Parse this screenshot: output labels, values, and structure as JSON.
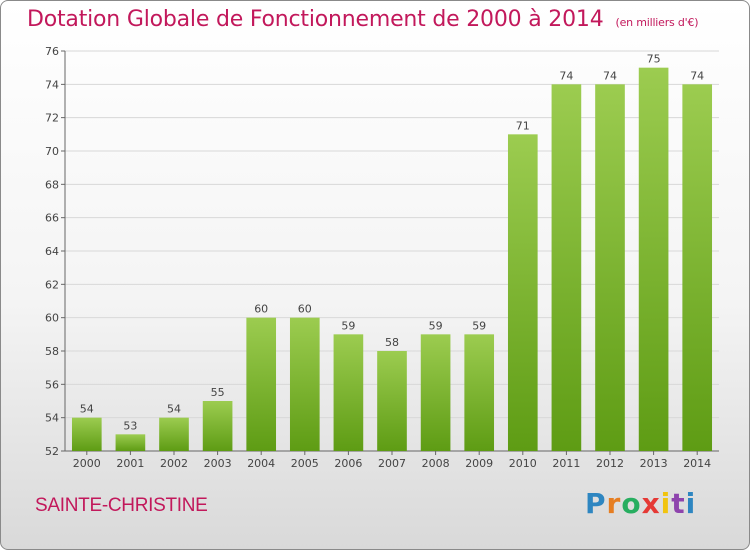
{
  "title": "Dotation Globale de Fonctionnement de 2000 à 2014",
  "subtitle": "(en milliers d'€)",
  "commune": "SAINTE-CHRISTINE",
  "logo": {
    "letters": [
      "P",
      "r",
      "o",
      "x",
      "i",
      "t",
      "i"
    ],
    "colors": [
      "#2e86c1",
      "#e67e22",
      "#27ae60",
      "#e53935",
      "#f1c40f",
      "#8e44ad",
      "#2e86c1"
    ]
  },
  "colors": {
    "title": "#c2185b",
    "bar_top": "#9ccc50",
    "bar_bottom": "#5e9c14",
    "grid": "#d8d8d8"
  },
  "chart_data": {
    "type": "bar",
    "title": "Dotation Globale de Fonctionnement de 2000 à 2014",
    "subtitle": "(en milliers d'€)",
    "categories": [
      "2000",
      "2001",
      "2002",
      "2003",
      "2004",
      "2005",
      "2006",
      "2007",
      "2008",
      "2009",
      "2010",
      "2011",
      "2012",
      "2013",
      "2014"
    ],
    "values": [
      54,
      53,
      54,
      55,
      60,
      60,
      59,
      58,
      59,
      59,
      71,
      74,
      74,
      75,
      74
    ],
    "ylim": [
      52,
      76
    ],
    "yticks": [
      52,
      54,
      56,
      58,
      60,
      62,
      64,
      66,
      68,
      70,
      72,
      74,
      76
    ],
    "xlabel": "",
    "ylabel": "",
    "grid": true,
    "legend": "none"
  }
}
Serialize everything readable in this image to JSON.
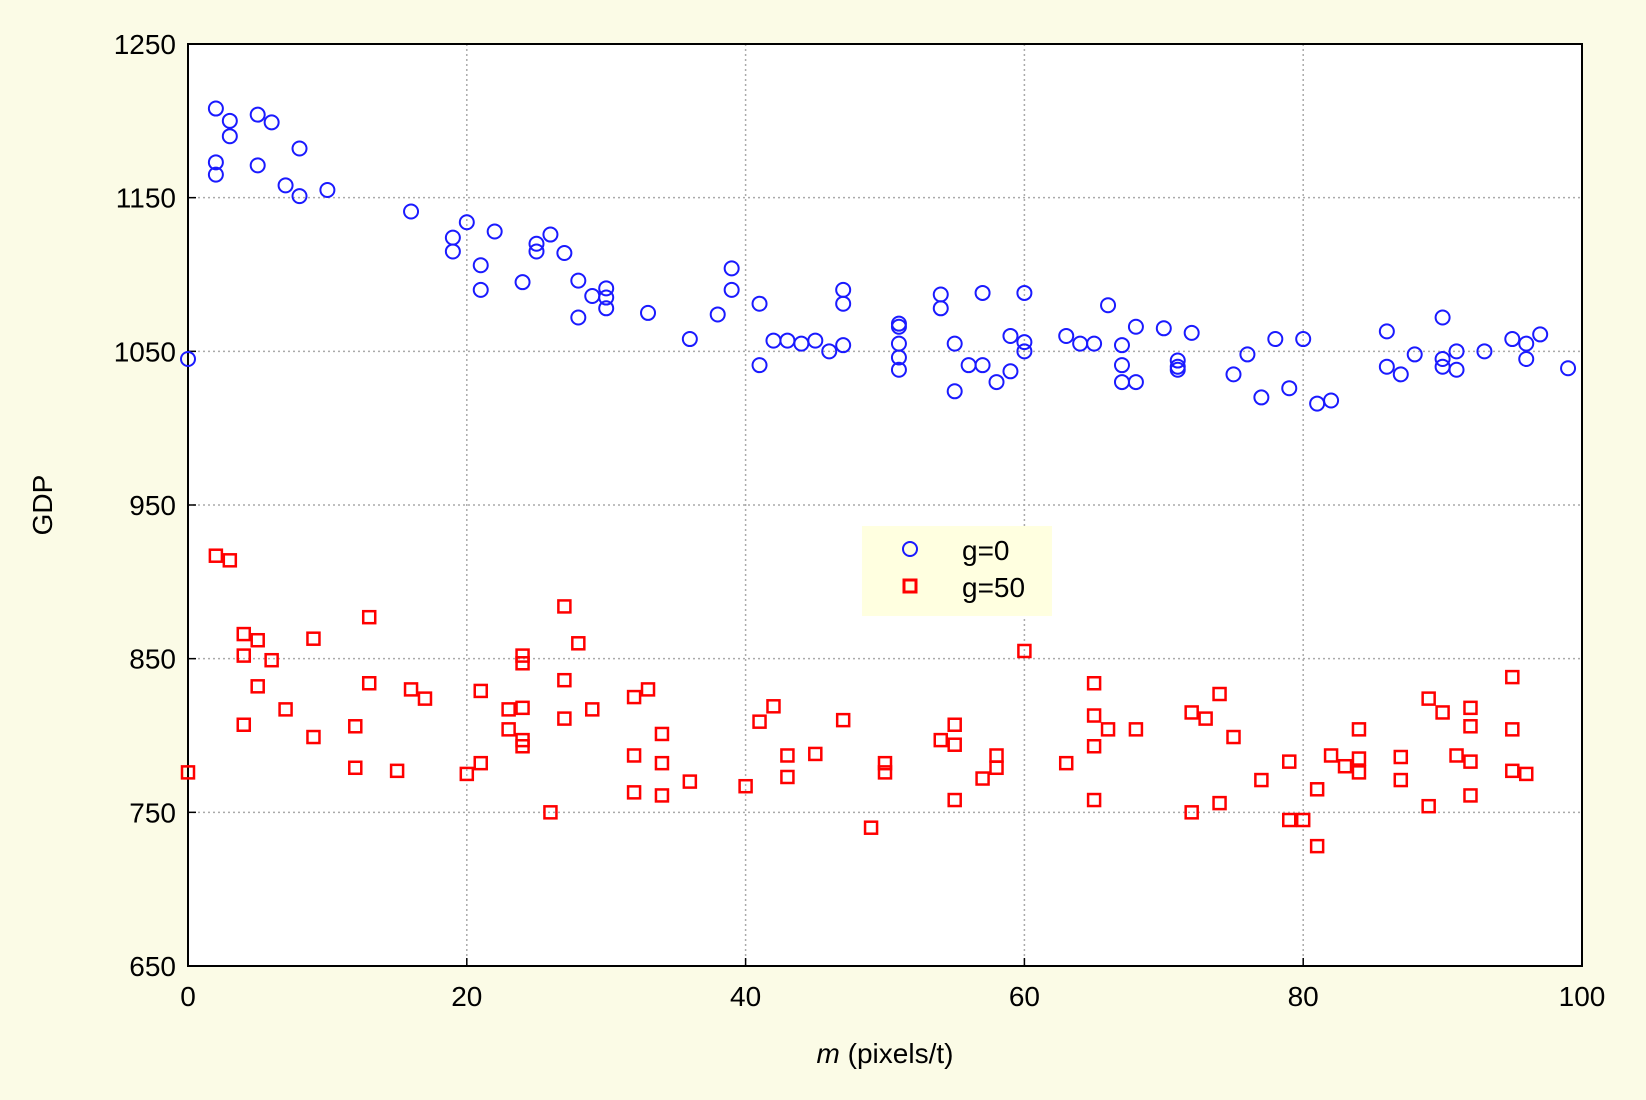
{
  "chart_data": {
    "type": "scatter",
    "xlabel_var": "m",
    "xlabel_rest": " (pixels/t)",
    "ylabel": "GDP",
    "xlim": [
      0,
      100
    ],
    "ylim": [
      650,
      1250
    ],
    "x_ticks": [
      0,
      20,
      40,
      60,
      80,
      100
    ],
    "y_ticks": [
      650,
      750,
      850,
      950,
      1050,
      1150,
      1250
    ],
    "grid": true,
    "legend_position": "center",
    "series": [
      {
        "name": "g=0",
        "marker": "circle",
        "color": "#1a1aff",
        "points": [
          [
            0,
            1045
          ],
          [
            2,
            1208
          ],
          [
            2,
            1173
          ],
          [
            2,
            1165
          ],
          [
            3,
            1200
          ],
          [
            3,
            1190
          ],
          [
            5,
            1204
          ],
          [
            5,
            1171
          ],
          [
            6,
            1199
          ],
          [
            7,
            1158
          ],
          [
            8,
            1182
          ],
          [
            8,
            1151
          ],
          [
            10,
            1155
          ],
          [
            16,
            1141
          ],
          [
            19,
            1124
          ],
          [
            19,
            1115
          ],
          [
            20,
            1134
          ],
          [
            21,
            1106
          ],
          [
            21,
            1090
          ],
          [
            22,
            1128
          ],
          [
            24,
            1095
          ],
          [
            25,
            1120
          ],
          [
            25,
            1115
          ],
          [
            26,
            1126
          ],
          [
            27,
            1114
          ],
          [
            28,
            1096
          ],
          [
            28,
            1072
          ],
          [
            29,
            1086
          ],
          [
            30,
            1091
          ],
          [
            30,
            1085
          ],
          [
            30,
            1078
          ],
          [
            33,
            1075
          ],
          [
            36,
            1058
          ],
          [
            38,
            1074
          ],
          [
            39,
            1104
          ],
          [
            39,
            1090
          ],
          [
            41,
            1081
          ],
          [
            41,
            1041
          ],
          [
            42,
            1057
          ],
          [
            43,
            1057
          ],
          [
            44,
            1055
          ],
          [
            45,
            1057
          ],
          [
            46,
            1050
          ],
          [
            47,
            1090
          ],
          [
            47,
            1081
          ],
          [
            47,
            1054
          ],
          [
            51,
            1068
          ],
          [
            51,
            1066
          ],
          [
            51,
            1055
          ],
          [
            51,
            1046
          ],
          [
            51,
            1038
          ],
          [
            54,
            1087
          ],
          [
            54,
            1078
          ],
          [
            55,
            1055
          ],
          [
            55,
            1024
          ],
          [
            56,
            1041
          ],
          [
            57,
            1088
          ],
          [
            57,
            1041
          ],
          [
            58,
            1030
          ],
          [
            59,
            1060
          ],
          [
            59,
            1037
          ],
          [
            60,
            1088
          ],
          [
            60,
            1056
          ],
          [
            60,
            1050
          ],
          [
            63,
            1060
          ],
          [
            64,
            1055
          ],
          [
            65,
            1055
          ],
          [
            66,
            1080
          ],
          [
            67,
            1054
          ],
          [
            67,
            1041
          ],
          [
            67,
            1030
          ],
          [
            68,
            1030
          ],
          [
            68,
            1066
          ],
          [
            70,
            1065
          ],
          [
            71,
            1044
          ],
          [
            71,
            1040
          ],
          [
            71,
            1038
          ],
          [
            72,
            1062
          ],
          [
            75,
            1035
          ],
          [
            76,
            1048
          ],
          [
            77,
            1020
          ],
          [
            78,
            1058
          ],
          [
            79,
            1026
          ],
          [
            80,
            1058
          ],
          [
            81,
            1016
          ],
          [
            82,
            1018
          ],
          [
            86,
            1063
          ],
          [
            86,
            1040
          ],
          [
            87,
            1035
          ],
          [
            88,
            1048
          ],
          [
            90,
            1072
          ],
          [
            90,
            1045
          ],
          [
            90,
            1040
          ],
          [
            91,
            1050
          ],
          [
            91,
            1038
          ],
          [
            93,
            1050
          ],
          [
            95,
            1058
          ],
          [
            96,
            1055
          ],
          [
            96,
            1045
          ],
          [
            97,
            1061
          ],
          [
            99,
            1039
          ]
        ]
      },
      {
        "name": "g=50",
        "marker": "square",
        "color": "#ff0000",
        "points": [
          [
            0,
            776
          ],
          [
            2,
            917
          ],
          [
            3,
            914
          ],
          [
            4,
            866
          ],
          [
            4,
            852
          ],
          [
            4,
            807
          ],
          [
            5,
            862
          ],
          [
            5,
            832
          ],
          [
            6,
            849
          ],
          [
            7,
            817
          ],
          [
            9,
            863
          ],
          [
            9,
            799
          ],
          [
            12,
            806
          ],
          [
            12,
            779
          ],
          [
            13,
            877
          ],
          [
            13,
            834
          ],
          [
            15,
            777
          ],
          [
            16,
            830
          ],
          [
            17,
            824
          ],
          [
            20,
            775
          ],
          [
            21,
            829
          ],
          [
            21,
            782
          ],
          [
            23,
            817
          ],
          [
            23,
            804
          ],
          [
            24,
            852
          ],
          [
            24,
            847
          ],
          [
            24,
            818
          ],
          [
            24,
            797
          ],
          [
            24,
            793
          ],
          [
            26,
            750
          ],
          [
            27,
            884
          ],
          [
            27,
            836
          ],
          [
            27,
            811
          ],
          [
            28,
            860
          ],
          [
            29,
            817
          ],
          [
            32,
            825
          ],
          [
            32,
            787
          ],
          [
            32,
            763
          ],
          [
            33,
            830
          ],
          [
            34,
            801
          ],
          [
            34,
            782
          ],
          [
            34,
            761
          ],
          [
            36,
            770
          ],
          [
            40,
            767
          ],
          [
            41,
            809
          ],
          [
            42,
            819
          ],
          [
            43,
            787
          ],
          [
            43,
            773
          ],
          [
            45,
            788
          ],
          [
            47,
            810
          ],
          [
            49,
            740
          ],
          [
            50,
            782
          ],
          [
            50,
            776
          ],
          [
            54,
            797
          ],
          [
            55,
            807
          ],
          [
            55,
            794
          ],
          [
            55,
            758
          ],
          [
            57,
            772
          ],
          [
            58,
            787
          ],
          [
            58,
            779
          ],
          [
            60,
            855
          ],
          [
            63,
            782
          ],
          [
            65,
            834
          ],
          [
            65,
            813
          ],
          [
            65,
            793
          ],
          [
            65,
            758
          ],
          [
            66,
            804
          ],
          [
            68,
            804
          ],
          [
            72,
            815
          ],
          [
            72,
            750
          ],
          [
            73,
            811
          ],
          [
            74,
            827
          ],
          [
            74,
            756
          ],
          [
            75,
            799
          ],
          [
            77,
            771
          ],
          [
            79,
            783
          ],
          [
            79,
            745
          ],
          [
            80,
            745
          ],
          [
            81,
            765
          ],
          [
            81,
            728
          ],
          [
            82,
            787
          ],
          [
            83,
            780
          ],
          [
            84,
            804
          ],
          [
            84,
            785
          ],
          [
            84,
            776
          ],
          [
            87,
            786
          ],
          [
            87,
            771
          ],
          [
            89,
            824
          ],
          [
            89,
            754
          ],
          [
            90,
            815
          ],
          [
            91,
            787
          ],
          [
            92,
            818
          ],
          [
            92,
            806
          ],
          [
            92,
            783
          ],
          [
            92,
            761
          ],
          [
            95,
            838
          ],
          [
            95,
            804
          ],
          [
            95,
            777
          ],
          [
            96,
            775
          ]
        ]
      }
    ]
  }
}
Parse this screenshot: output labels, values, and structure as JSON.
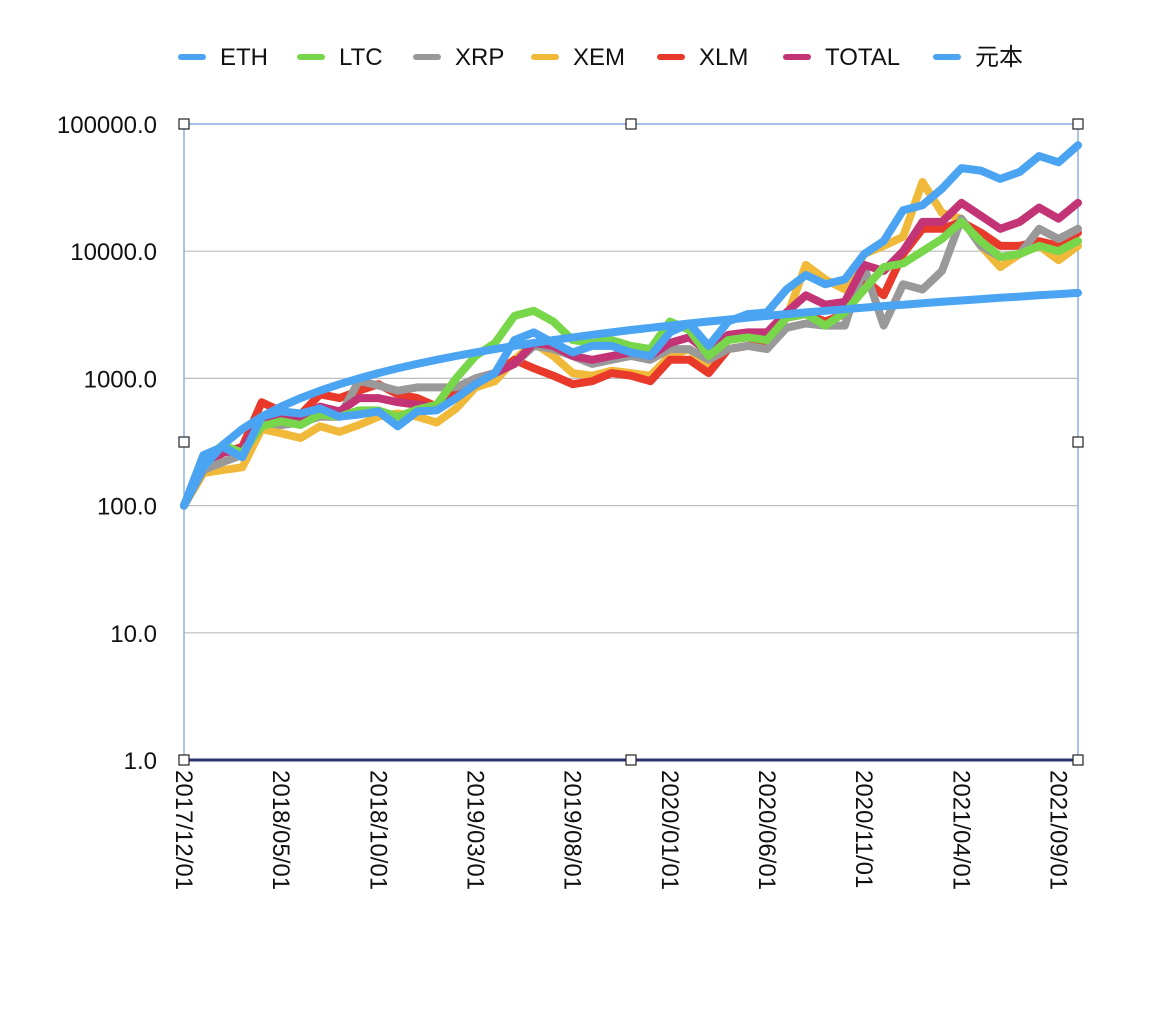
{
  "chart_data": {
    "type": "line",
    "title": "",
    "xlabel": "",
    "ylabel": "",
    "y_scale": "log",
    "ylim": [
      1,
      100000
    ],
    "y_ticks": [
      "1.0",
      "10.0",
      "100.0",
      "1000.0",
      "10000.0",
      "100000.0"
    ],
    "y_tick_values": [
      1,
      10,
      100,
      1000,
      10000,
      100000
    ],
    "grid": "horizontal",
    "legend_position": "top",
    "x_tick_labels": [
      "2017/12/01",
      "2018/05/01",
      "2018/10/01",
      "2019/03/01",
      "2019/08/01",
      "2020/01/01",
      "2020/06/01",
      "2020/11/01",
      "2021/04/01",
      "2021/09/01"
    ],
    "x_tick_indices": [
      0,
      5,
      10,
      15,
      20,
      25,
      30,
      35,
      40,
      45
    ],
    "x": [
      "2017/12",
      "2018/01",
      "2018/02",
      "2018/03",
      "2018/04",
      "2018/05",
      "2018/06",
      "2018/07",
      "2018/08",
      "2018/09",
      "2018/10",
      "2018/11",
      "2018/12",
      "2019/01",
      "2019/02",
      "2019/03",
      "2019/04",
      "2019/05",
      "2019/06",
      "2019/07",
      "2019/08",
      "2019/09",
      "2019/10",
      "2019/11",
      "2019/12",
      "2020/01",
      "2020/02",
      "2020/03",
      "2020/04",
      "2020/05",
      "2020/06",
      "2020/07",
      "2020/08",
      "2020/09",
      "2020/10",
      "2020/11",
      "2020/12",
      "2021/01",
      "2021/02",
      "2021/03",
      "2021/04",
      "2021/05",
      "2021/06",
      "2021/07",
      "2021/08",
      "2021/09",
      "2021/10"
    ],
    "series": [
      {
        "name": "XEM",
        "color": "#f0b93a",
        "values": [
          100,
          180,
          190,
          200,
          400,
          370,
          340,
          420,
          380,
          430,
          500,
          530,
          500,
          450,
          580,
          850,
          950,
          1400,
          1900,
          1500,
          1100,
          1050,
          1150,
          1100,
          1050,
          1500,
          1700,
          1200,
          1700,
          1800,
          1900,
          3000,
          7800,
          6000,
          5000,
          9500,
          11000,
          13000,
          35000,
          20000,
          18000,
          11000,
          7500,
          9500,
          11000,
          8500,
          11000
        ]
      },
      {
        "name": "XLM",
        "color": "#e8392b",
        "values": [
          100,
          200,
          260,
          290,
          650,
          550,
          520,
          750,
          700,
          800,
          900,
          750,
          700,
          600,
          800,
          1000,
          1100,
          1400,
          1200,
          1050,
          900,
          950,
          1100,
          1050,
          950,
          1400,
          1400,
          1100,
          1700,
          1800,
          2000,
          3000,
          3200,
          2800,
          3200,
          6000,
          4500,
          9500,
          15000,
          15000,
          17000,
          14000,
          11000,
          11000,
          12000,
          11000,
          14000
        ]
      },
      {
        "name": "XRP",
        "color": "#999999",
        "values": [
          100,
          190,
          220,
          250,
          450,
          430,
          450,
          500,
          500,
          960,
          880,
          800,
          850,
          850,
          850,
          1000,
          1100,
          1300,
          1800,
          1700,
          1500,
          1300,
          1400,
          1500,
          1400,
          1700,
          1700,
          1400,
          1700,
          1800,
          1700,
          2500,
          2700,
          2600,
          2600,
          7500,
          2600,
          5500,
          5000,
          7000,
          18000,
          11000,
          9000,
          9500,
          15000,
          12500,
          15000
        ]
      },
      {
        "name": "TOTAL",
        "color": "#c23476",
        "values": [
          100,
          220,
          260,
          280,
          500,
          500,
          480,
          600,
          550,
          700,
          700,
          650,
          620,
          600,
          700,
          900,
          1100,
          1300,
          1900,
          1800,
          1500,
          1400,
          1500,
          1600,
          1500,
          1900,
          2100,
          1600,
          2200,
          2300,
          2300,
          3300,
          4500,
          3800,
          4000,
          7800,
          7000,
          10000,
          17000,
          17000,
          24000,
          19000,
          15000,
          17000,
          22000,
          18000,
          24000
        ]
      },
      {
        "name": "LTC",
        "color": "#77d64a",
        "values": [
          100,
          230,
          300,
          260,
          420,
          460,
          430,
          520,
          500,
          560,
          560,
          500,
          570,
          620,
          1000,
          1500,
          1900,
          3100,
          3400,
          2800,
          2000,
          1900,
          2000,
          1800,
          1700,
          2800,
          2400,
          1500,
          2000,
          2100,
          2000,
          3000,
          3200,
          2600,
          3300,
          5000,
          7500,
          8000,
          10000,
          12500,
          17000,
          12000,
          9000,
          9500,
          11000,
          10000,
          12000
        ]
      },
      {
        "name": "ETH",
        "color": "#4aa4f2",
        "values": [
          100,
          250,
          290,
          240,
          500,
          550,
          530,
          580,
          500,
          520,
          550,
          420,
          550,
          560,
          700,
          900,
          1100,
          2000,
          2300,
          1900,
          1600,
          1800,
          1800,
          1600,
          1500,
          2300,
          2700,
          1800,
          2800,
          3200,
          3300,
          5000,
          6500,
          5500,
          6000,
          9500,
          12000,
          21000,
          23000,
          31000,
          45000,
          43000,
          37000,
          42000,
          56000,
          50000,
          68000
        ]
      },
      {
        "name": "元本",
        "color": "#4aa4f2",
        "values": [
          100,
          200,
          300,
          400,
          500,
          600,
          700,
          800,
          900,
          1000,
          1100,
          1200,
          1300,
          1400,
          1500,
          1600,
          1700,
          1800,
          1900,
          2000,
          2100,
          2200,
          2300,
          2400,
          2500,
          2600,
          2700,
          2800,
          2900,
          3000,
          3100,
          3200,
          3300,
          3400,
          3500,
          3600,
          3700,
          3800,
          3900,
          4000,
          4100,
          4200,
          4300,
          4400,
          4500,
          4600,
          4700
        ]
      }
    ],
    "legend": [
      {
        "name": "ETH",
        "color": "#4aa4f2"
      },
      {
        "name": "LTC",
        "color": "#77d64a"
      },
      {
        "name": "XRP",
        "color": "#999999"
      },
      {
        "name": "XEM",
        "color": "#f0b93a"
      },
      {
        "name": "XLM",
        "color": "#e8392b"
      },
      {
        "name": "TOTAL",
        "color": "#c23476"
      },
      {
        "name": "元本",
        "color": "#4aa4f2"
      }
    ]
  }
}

▶ PROBLEM DETAILS
Find the count of lines in the data above where the string "grid" occurs. Provide that number alone.

▶ IN RESPONSE
4